Data provided -
::::

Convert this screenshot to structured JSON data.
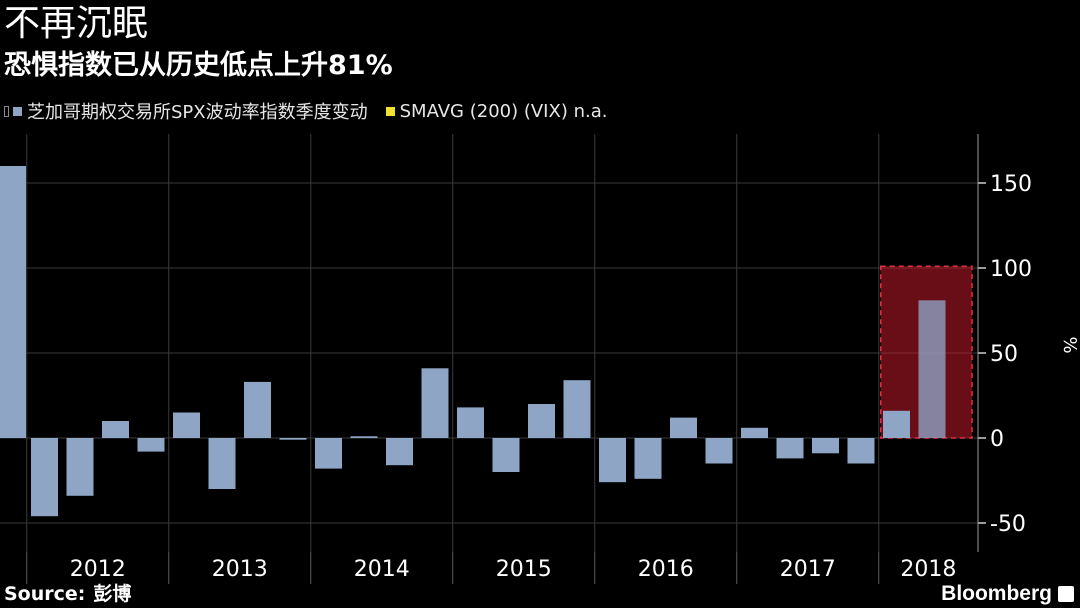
{
  "header": {
    "title": "不再沉眠",
    "subtitle": "恐惧指数已从历史低点上升81%"
  },
  "legend": {
    "items": [
      {
        "label": "芝加哥期权交易所SPX波动率指数季度变动",
        "color": "#8ea5c6"
      },
      {
        "label": "SMAVG (200) (VIX) n.a.",
        "color": "#f0e130"
      }
    ]
  },
  "chart_data": {
    "type": "bar",
    "ylabel": "%",
    "ylim": [
      -60,
      175
    ],
    "yticks": [
      150,
      100,
      50,
      0,
      -50
    ],
    "year_labels": [
      "2012",
      "2013",
      "2014",
      "2015",
      "2016",
      "2017",
      "2018"
    ],
    "bar_color": "#8ea5c6",
    "highlight_color": "#c0182a",
    "values": [
      160,
      -46,
      -34,
      10,
      -8,
      15,
      -30,
      33,
      -1,
      -18,
      1,
      -16,
      41,
      18,
      -20,
      20,
      34,
      -26,
      -24,
      12,
      -15,
      6,
      -12,
      -9,
      -15,
      16,
      81
    ],
    "highlight": {
      "from_index": 25,
      "to_index": 26,
      "top": 101
    }
  },
  "footer": {
    "source_label": "Source:",
    "source_value": "彭博",
    "brand": "Bloomberg"
  }
}
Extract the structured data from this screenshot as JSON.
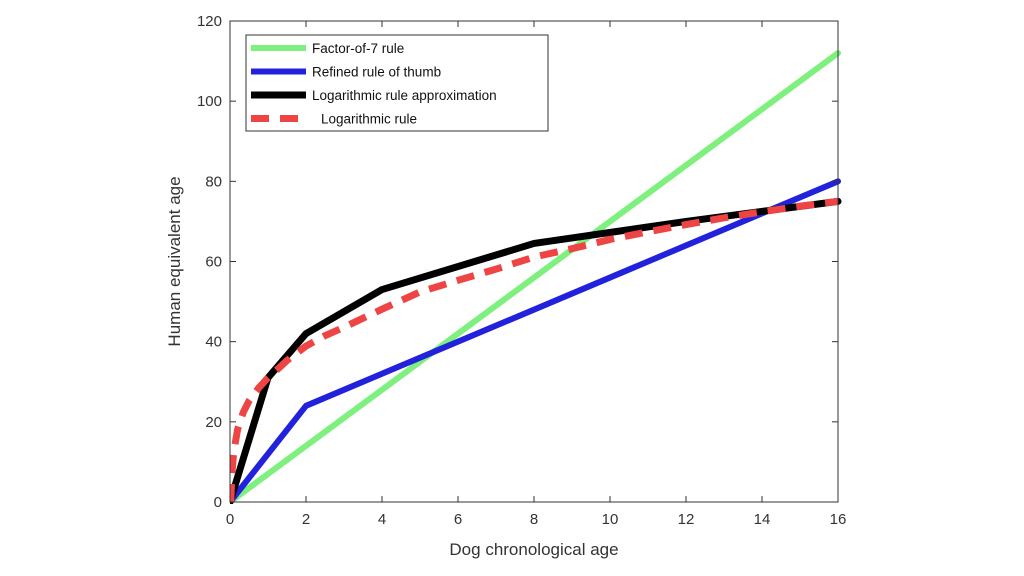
{
  "chart_data": {
    "type": "line",
    "xlabel": "Dog chronological age",
    "ylabel": "Human equivalent age",
    "xlim": [
      0,
      16
    ],
    "ylim": [
      0,
      120
    ],
    "xticks": [
      0,
      2,
      4,
      6,
      8,
      10,
      12,
      14,
      16
    ],
    "yticks": [
      0,
      20,
      40,
      60,
      80,
      100,
      120
    ],
    "grid": false,
    "legend_position": "top-left",
    "series": [
      {
        "name": "Factor-of-7 rule",
        "color": "#7ef07e",
        "style": "solid",
        "x": [
          0,
          16
        ],
        "y": [
          0,
          112
        ]
      },
      {
        "name": "Refined rule of thumb",
        "color": "#2222dd",
        "style": "solid",
        "x": [
          0,
          2,
          16
        ],
        "y": [
          0,
          24,
          80
        ]
      },
      {
        "name": "Logarithmic rule approximation",
        "color": "#000000",
        "style": "solid",
        "x": [
          0,
          1,
          2,
          4,
          8,
          12,
          16
        ],
        "y": [
          0,
          31,
          42,
          53,
          64.5,
          70,
          75
        ]
      },
      {
        "name": "Logarithmic rule",
        "color": "#ee4444",
        "style": "dashed",
        "x": [
          0.02,
          0.05,
          0.1,
          0.2,
          0.35,
          0.5,
          0.75,
          1,
          1.25,
          1.5,
          2,
          2.5,
          3,
          4,
          5,
          6,
          7,
          8,
          9,
          10,
          11,
          12,
          13,
          14,
          15,
          16
        ],
        "y": [
          0,
          7.2,
          12.6,
          18.1,
          22.4,
          25.2,
          28.4,
          31,
          33.1,
          35.3,
          38.9,
          41.5,
          43.6,
          48.1,
          52.4,
          55.3,
          58.1,
          61.1,
          63.2,
          65.5,
          67.4,
          69.2,
          70.9,
          72.4,
          73.8,
          75
        ]
      }
    ]
  }
}
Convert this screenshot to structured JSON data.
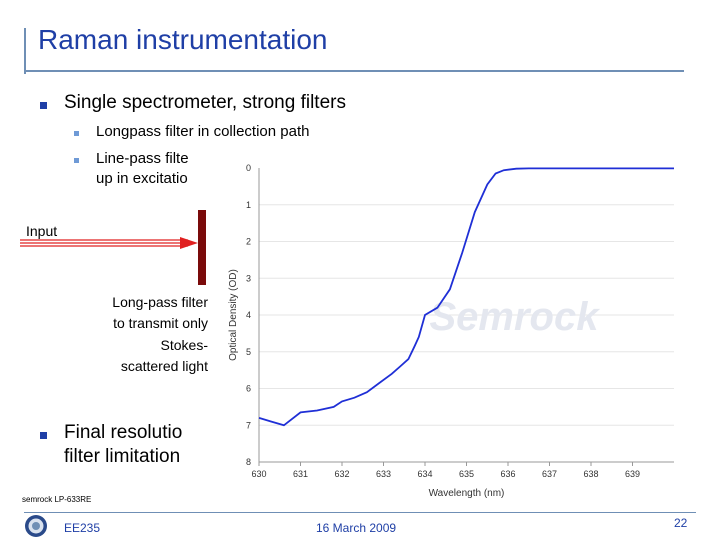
{
  "slide": {
    "title": "Raman instrumentation",
    "bullets": [
      {
        "text": "Single spectrometer, strong filters"
      },
      {
        "text": "Final resolutio"
      }
    ],
    "sub_bullets": [
      {
        "text": "Longpass filter in collection path"
      },
      {
        "text": "Line-pass filte"
      },
      {
        "text": "up in excitatio"
      }
    ],
    "bullet2_line2": "filter limitation",
    "diagram": {
      "input_label": "Input",
      "filter_caption": [
        "Long-pass filter",
        "to transmit only",
        "Stokes-",
        "scattered light"
      ]
    },
    "source_note": "semrock LP-633RE",
    "footer": {
      "course": "EE235",
      "date": "16 March 2009",
      "page": "22"
    },
    "colors": {
      "title": "#1f3fa6",
      "curve": "#1f2fd6",
      "filter": "#7a0a0a",
      "beam": "#e02020"
    }
  },
  "chart_data": {
    "type": "line",
    "xlabel": "Wavelength (nm)",
    "ylabel": "Optical Density (OD)",
    "xlim": [
      630,
      640
    ],
    "ylim": [
      0,
      8
    ],
    "y_inverted": true,
    "x_ticks": [
      "630",
      "631",
      "632",
      "633",
      "634",
      "635",
      "636",
      "637",
      "638",
      "639"
    ],
    "y_ticks": [
      "0",
      "1",
      "2",
      "3",
      "4",
      "5",
      "6",
      "7",
      "8"
    ],
    "watermark": "Semrock",
    "series": [
      {
        "x": [
          630.0,
          630.3,
          630.6,
          631.0,
          631.4,
          631.8,
          632.0,
          632.3,
          632.6,
          632.9,
          633.2,
          633.4,
          633.6,
          633.75,
          633.85,
          634.0,
          634.3,
          634.6,
          634.9,
          635.2,
          635.5,
          635.7,
          635.9,
          636.2,
          636.5,
          637.0,
          638.0,
          639.0,
          640.0
        ],
        "y": [
          6.8,
          6.9,
          7.0,
          6.65,
          6.6,
          6.5,
          6.35,
          6.25,
          6.1,
          5.85,
          5.6,
          5.4,
          5.2,
          4.85,
          4.6,
          4.0,
          3.8,
          3.3,
          2.3,
          1.2,
          0.45,
          0.15,
          0.06,
          0.02,
          0.01,
          0.01,
          0.01,
          0.01,
          0.01
        ]
      }
    ]
  }
}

::::

Given exercise -
Leave out the pictures and output every record above precisely as given.

Result for this exercise -
Convert this screenshot to structured JSON data.
{
  "header": {
    "title": "不再沉眠",
    "subtitle": "恐惧指数已从历史低点上升81%"
  },
  "legend": {
    "items": [
      {
        "label": "芝加哥期权交易所SPX波动率指数季度变动",
        "color": "#8ea5c6"
      },
      {
        "label": "SMAVG (200) (VIX) n.a.",
        "color": "#f0e130"
      }
    ]
  },
  "chart_data": {
    "type": "bar",
    "ylabel": "%",
    "ylim": [
      -60,
      175
    ],
    "yticks": [
      150,
      100,
      50,
      0,
      -50
    ],
    "year_labels": [
      "2012",
      "2013",
      "2014",
      "2015",
      "2016",
      "2017",
      "2018"
    ],
    "bar_color": "#8ea5c6",
    "highlight_color": "#c0182a",
    "values": [
      160,
      -46,
      -34,
      10,
      -8,
      15,
      -30,
      33,
      -1,
      -18,
      1,
      -16,
      41,
      18,
      -20,
      20,
      34,
      -26,
      -24,
      12,
      -15,
      6,
      -12,
      -9,
      -15,
      16,
      81
    ],
    "highlight": {
      "from_index": 25,
      "to_index": 26,
      "top": 101
    }
  },
  "footer": {
    "source_label": "Source:",
    "source_value": "彭博",
    "brand": "Bloomberg"
  }
}
Extract the structured data from this screenshot as JSON.
{
  "chart_data": {
    "type": "line",
    "xlabel": "Dog chronological age",
    "ylabel": "Human equivalent age",
    "xlim": [
      0,
      16
    ],
    "ylim": [
      0,
      120
    ],
    "xticks": [
      0,
      2,
      4,
      6,
      8,
      10,
      12,
      14,
      16
    ],
    "yticks": [
      0,
      20,
      40,
      60,
      80,
      100,
      120
    ],
    "grid": false,
    "legend_position": "top-left",
    "series": [
      {
        "name": "Factor-of-7 rule",
        "color": "#7ef07e",
        "style": "solid",
        "x": [
          0,
          16
        ],
        "y": [
          0,
          112
        ]
      },
      {
        "name": "Refined rule of thumb",
        "color": "#2222dd",
        "style": "solid",
        "x": [
          0,
          2,
          16
        ],
        "y": [
          0,
          24,
          80
        ]
      },
      {
        "name": "Logarithmic rule approximation",
        "color": "#000000",
        "style": "solid",
        "x": [
          0,
          1,
          2,
          4,
          8,
          12,
          16
        ],
        "y": [
          0,
          31,
          42,
          53,
          64.5,
          70,
          75
        ]
      },
      {
        "name": "Logarithmic rule",
        "color": "#ee4444",
        "style": "dashed",
        "x": [
          0.02,
          0.05,
          0.1,
          0.2,
          0.35,
          0.5,
          0.75,
          1,
          1.25,
          1.5,
          2,
          2.5,
          3,
          4,
          5,
          6,
          7,
          8,
          9,
          10,
          11,
          12,
          13,
          14,
          15,
          16
        ],
        "y": [
          0,
          7.2,
          12.6,
          18.1,
          22.4,
          25.2,
          28.4,
          31,
          33.1,
          35.3,
          38.9,
          41.5,
          43.6,
          48.1,
          52.4,
          55.3,
          58.1,
          61.1,
          63.2,
          65.5,
          67.4,
          69.2,
          70.9,
          72.4,
          73.8,
          75
        ]
      }
    ]
  }
}
Convert this screenshot to structured JSON data.
{
  "slide": {
    "title": "Raman instrumentation",
    "bullets": [
      {
        "text": "Single spectrometer, strong filters"
      },
      {
        "text": "Final resolutio"
      }
    ],
    "sub_bullets": [
      {
        "text": "Longpass filter in collection path"
      },
      {
        "text": "Line-pass filte"
      },
      {
        "text": "up in excitatio"
      }
    ],
    "bullet2_line2": "filter limitation",
    "diagram": {
      "input_label": "Input",
      "filter_caption": [
        "Long-pass filter",
        "to transmit only",
        "Stokes-",
        "scattered light"
      ]
    },
    "source_note": "semrock LP-633RE",
    "footer": {
      "course": "EE235",
      "date": "16 March 2009",
      "page": "22"
    },
    "colors": {
      "title": "#1f3fa6",
      "curve": "#1f2fd6",
      "filter": "#7a0a0a",
      "beam": "#e02020"
    }
  },
  "chart_data": {
    "type": "line",
    "xlabel": "Wavelength (nm)",
    "ylabel": "Optical Density (OD)",
    "xlim": [
      630,
      640
    ],
    "ylim": [
      0,
      8
    ],
    "y_inverted": true,
    "x_ticks": [
      "630",
      "631",
      "632",
      "633",
      "634",
      "635",
      "636",
      "637",
      "638",
      "639"
    ],
    "y_ticks": [
      "0",
      "1",
      "2",
      "3",
      "4",
      "5",
      "6",
      "7",
      "8"
    ],
    "watermark": "Semrock",
    "series": [
      {
        "x": [
          630.0,
          630.3,
          630.6,
          631.0,
          631.4,
          631.8,
          632.0,
          632.3,
          632.6,
          632.9,
          633.2,
          633.4,
          633.6,
          633.75,
          633.85,
          634.0,
          634.3,
          634.6,
          634.9,
          635.2,
          635.5,
          635.7,
          635.9,
          636.2,
          636.5,
          637.0,
          638.0,
          639.0,
          640.0
        ],
        "y": [
          6.8,
          6.9,
          7.0,
          6.65,
          6.6,
          6.5,
          6.35,
          6.25,
          6.1,
          5.85,
          5.6,
          5.4,
          5.2,
          4.85,
          4.6,
          4.0,
          3.8,
          3.3,
          2.3,
          1.2,
          0.45,
          0.15,
          0.06,
          0.02,
          0.01,
          0.01,
          0.01,
          0.01,
          0.01
        ]
      }
    ]
  }
}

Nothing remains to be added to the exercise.